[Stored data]

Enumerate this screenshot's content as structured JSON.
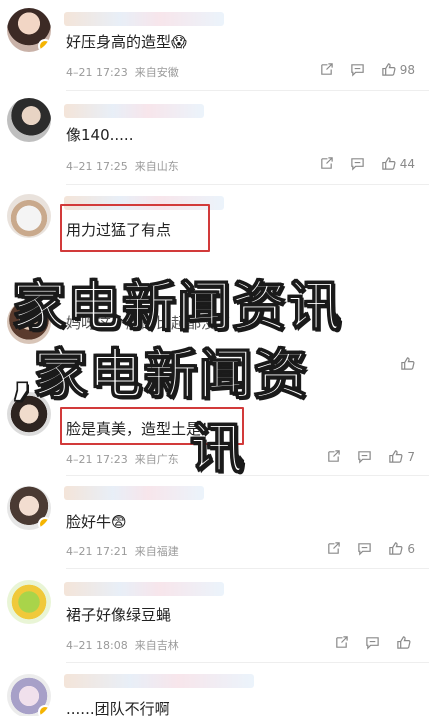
{
  "overlay": {
    "line1": "家电新闻资讯",
    "line2": ",家电新闻资",
    "line3": "讯"
  },
  "comments": [
    {
      "text": "好压身高的造型",
      "emoji": "😱",
      "time": "4–21 17:23",
      "location": "来自安徽",
      "like_count": "98"
    },
    {
      "text": "像140.....",
      "emoji": "",
      "time": "4–21 17:25",
      "location": "来自山东",
      "like_count": "44"
    },
    {
      "text": "用力过猛了有点",
      "emoji": "",
      "time": "",
      "location": "",
      "like_count": ""
    },
    {
      "text": "妈呀这个脸的比起都没了",
      "emoji": "",
      "time": "",
      "location": "",
      "like_count": ""
    },
    {
      "text": "脸是真美，造型土是！",
      "emoji": "",
      "time": "4–21 17:23",
      "location": "来自广东",
      "like_count": "7"
    },
    {
      "text": "脸好牛",
      "emoji": "😨",
      "time": "4–21 17:21",
      "location": "来自福建",
      "like_count": "6"
    },
    {
      "text": "裙子好像绿豆蝇",
      "emoji": "",
      "time": "4–21 18:08",
      "location": "来自吉林",
      "like_count": ""
    },
    {
      "text": "......团队不行啊",
      "emoji": "",
      "time": "",
      "location": "",
      "like_count": ""
    }
  ],
  "icons": {
    "share": "share-icon",
    "reply": "comment-icon",
    "like": "thumbs-up-icon"
  },
  "colors": {
    "highlight_box": "#d23a3a",
    "badge": "#f5b400",
    "meta_text": "#9a9a9a"
  }
}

_WHAT IS EXPECTED_: Extract the full listing exactly, with the pictures left out.

_SOLUTION FOR THIS EXERCISE_:
Enumerate this screenshot's content as structured JSON.
{
  "overlay": {
    "line1": "家电新闻资讯",
    "line2": ",家电新闻资",
    "line3": "讯"
  },
  "comments": [
    {
      "text": "好压身高的造型",
      "emoji": "😱",
      "time": "4–21 17:23",
      "location": "来自安徽",
      "like_count": "98"
    },
    {
      "text": "像140.....",
      "emoji": "",
      "time": "4–21 17:25",
      "location": "来自山东",
      "like_count": "44"
    },
    {
      "text": "用力过猛了有点",
      "emoji": "",
      "time": "",
      "location": "",
      "like_count": ""
    },
    {
      "text": "妈呀这个脸的比起都没了",
      "emoji": "",
      "time": "",
      "location": "",
      "like_count": ""
    },
    {
      "text": "脸是真美，造型土是！",
      "emoji": "",
      "time": "4–21 17:23",
      "location": "来自广东",
      "like_count": "7"
    },
    {
      "text": "脸好牛",
      "emoji": "😨",
      "time": "4–21 17:21",
      "location": "来自福建",
      "like_count": "6"
    },
    {
      "text": "裙子好像绿豆蝇",
      "emoji": "",
      "time": "4–21 18:08",
      "location": "来自吉林",
      "like_count": ""
    },
    {
      "text": "......团队不行啊",
      "emoji": "",
      "time": "",
      "location": "",
      "like_count": ""
    }
  ],
  "icons": {
    "share": "share-icon",
    "reply": "comment-icon",
    "like": "thumbs-up-icon"
  },
  "colors": {
    "highlight_box": "#d23a3a",
    "badge": "#f5b400",
    "meta_text": "#9a9a9a"
  }
}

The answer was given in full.